- _Stated exercise_
Find the lines with the string "JSON" and return them.

----- Material provided

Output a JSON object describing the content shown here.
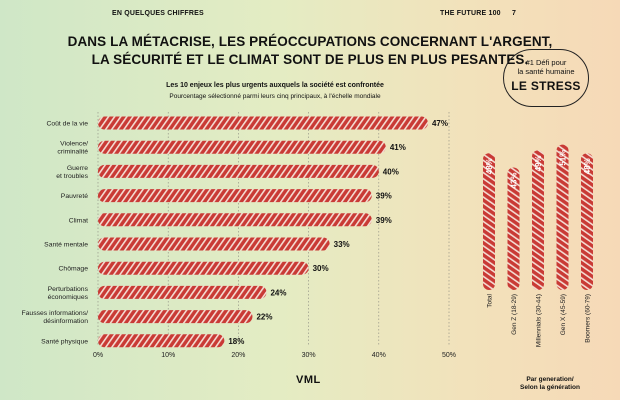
{
  "header": {
    "section": "EN QUELQUES CHIFFRES",
    "report": "THE FUTURE 100",
    "page": "7"
  },
  "headline": "DANS LA MÉTACRISE, LES PRÉOCCUPATIONS CONCERNANT L'ARGENT, LA SÉCURITÉ ET LE CLIMAT SONT DE PLUS EN PLUS PESANTES.",
  "badge": {
    "line1": "#1 Défi pour",
    "line2": "la santé humaine",
    "line3": "LE STRESS"
  },
  "brand": "VML",
  "colors": {
    "bar": "#c93a35",
    "stripe": "#f4dcd3"
  },
  "chart_data": [
    {
      "type": "bar",
      "orientation": "horizontal",
      "title": "Les 10 enjeux les plus urgents auxquels la société est confrontée",
      "subtitle": "Pourcentage sélectionné parmi leurs cinq principaux, à l'échelle mondiale",
      "categories": [
        "Coût de la vie",
        "Violence/\ncriminalité",
        "Guerre\net troubles",
        "Pauvreté",
        "Climat",
        "Santé mentale",
        "Chômage",
        "Perturbations\néconomiques",
        "Fausses informations/\ndésinformation",
        "Santé physique"
      ],
      "values": [
        47,
        41,
        40,
        39,
        39,
        33,
        30,
        24,
        22,
        18
      ],
      "value_labels": [
        "47%",
        "41%",
        "40%",
        "39%",
        "39%",
        "33%",
        "30%",
        "24%",
        "22%",
        "18%"
      ],
      "xlim": [
        0,
        50
      ],
      "xticks": [
        "0%",
        "10%",
        "20%",
        "30%",
        "40%",
        "50%"
      ],
      "grid": "vertical dotted"
    },
    {
      "type": "bar",
      "orientation": "vertical",
      "categories": [
        "Total",
        "Gen Z (18-29)",
        "Millennials (30-44)",
        "Gen X (45-59)",
        "Boomers (60-79)"
      ],
      "values": [
        48,
        43,
        49,
        51,
        48
      ],
      "value_labels": [
        "48%",
        "43%",
        "49%",
        "51%",
        "48%"
      ],
      "caption_line1": "Par generation/",
      "caption_line2": "Selon la génération"
    }
  ]
}
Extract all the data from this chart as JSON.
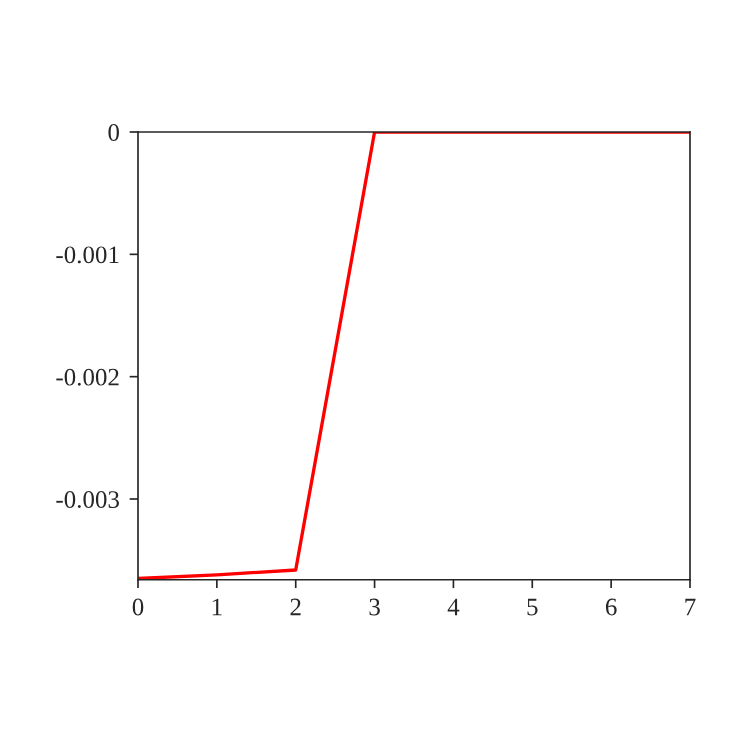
{
  "chart_data": {
    "type": "line",
    "x": [
      0,
      1,
      2,
      3,
      4,
      5,
      6,
      7
    ],
    "series": [
      {
        "color": "#ff0000",
        "values": [
          -0.00365,
          -0.00362,
          -0.00358,
          0,
          0,
          0,
          0,
          0
        ]
      }
    ],
    "xlim": [
      0,
      7
    ],
    "xticks": [
      0,
      1,
      2,
      3,
      4,
      5,
      6,
      7
    ],
    "ylim": [
      -0.00366,
      0
    ],
    "yticks": [
      -0.003,
      -0.002,
      -0.001,
      0
    ],
    "grid": false,
    "legend": false
  }
}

----------

- _Solution_
Output a JSON object describing the content shown here.
Extract all the data from this chart as JSON.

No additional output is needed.